BEGIN Supplied material

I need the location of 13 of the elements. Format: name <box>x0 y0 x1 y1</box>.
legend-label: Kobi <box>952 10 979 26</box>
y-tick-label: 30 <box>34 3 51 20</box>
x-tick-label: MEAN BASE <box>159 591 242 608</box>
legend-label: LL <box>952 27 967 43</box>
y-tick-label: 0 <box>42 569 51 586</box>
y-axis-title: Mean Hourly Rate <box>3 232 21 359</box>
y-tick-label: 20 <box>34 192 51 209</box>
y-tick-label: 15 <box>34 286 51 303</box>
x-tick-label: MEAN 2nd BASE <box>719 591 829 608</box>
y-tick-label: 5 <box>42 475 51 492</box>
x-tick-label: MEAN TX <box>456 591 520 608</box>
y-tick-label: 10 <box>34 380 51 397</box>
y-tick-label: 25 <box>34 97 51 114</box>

END Supplied material

(Given task): Can you quote the entries word for word, beginning with the first line and stopping after the line that contains "y-tick-label: 0 <box>42 569 51 586</box>"?

(Answer to the task):
I need the location of 13 of the elements. Format: name <box>x0 y0 x1 y1</box>.
legend-label: Kobi <box>952 10 979 26</box>
y-tick-label: 30 <box>34 3 51 20</box>
x-tick-label: MEAN BASE <box>159 591 242 608</box>
legend-label: LL <box>952 27 967 43</box>
y-tick-label: 0 <box>42 569 51 586</box>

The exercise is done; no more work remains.